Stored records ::
============

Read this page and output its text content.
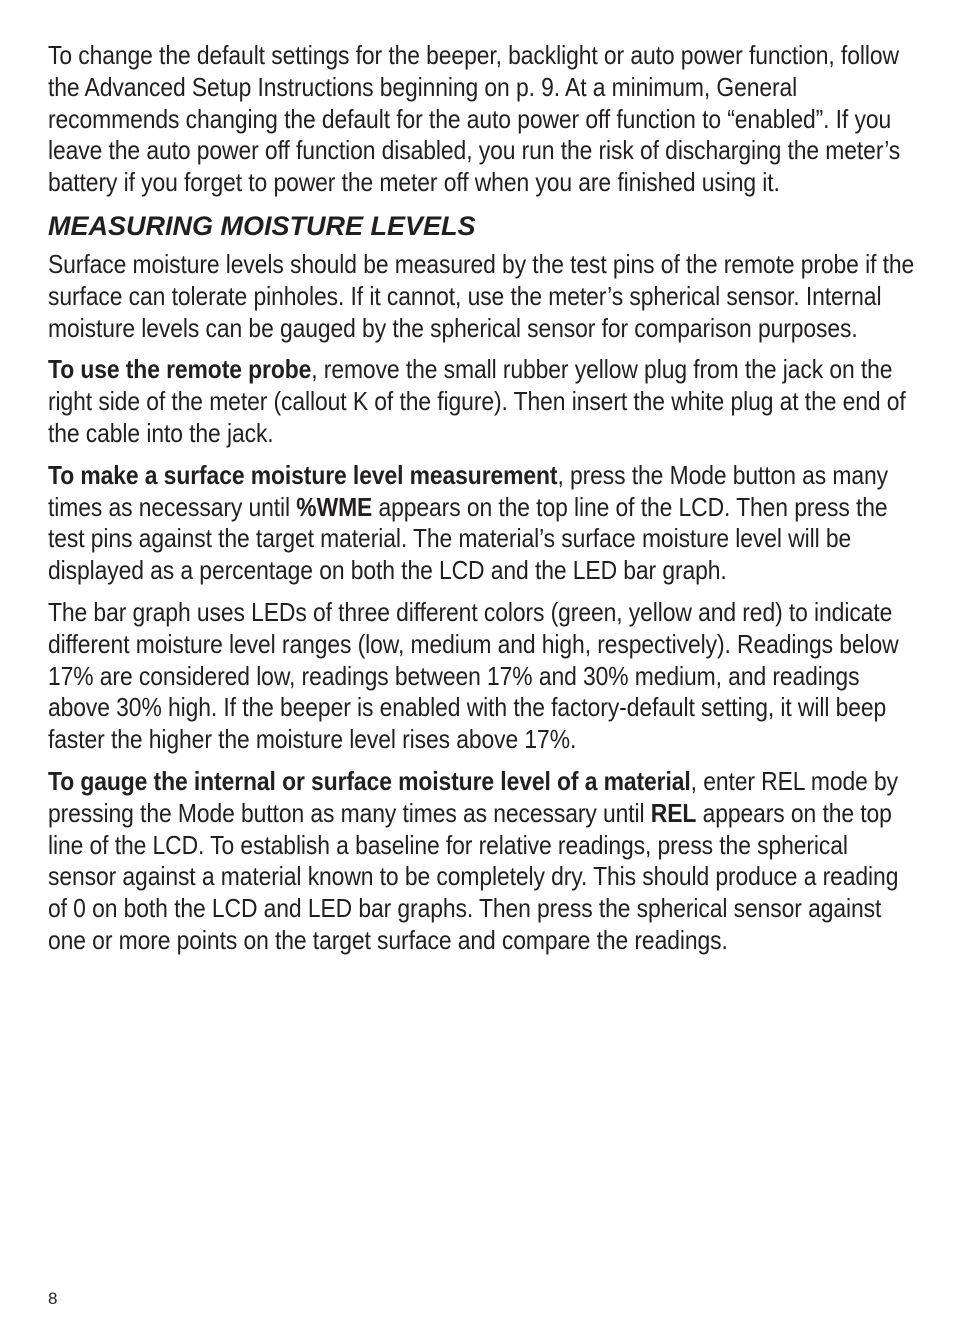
To change the default settings for the beeper, backlight or auto power function, follow the Advanced Setup Instructions beginning on p. 9. At a minimum, General recommends changing the default for the auto power off function to “enabled”. If you leave the auto power off function disabled, you run the risk of discharging the meter’s battery if you forget to power the meter off when you are finished using it.

MEASURING MOISTURE LEVELS

Surface moisture levels should be measured by the test pins of the remote probe if the surface can tolerate pinholes. If it cannot, use the meter’s spherical sensor. Internal moisture levels can be gauged by the spherical sensor for comparison purposes.

To use the remote probe, remove the small rubber yellow plug from the jack on the right side of the meter (callout K of the figure). Then insert the white plug at the end of the cable into the jack.

To make a surface moisture level measurement, press the Mode button as many times as necessary until %WME appears on the top line of the LCD. Then press the test pins against the target material. The material’s surface moisture level will be displayed as a percentage on both the LCD and the LED bar graph.

The bar graph uses LEDs of three different colors (green, yellow and red) to indicate different moisture level ranges (low, medium and high, respectively). Readings below 17% are considered low, readings between 17% and 30% medium, and readings above 30% high. If the beeper is enabled with the factory-default setting, it will beep faster the higher the moisture level rises above 17%.

To gauge the internal or surface moisture level of a material, enter REL mode by pressing the Mode button as many times as necessary until REL appears on the top line of the LCD. To establish a baseline for relative readings, press the spherical sensor against a material known to be completely dry. This should produce a reading of 0 on both the LCD and LED bar graphs. Then press the spherical sensor against one or more points on the target surface and compare the readings.

8
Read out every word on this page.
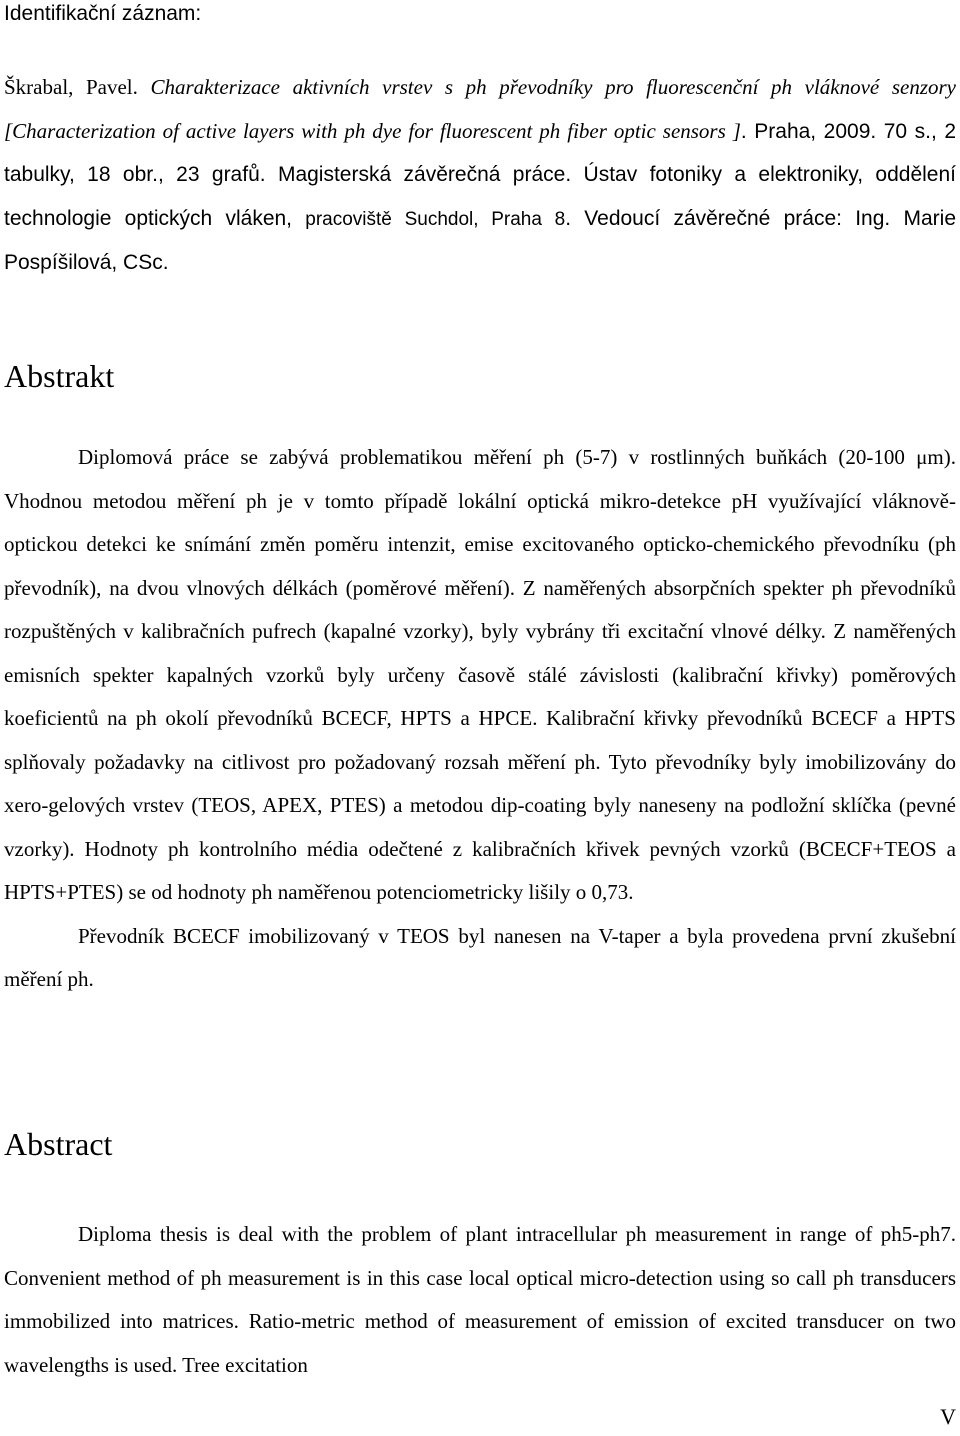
Identifikační záznam:

Škrabal, Pavel. Charakterizace aktivních vrstev s ph převodníky pro fluorescenční ph vláknové senzory [Characterization of active layers with ph dye for fluorescent ph fiber optic sensors ]. Praha, 2009. 70 s., 2 tabulky, 18 obr., 23 grafů. Magisterská závěrečná práce. Ústav fotoniky a elektroniky, oddělení technologie optických vláken, pracoviště Suchdol, Praha 8. Vedoucí závěrečné práce: Ing. Marie Pospíšilová, CSc.

Abstrakt

Diplomová práce se zabývá problematikou měření ph (5-7) v rostlinných buňkách (20-100 μm). Vhodnou metodou měření ph je v tomto případě lokální optická mikro-detekce pH využívající vláknově-optickou detekci ke snímání změn poměru intenzit, emise excitovaného opticko-chemického převodníku (ph převodník), na dvou vlnových délkách (poměrové měření). Z naměřených absorpčních spekter ph převodníků rozpuštěných v kalibračních pufrech (kapalné vzorky), byly vybrány tři excitační vlnové délky. Z naměřených emisních spekter kapalných vzorků byly určeny časově stálé závislosti (kalibrační křivky) poměrových koeficientů na ph okolí převodníků BCECF, HPTS a HPCE. Kalibrační křivky převodníků BCECF a HPTS splňovaly požadavky na citlivost pro požadovaný rozsah měření ph. Tyto převodníky byly imobilizovány do xero-gelových vrstev (TEOS, APEX, PTES) a metodou dip-coating byly naneseny na podložní sklíčka (pevné vzorky). Hodnoty ph kontrolního média odečtené z kalibračních křivek pevných vzorků (BCECF+TEOS a HPTS+PTES) se od hodnoty ph naměřenou potenciometricky lišily o 0,73.

Převodník BCECF imobilizovaný v TEOS byl nanesen na V-taper a byla provedena první zkušební měření ph.

Abstract

Diploma thesis is deal with the problem of plant intracellular ph measurement in range of ph5-ph7. Convenient method of ph measurement is in this case local optical micro-detection using so call ph transducers immobilized into matrices. Ratio-metric method of measurement of emission of excited transducer on two wavelengths is used. Tree excitation

V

============

Task requirements :: In the listing, find each line with the string "page" and copy it.

Exercise solution ::
Read this page and output its text content.
Read out every word on this page.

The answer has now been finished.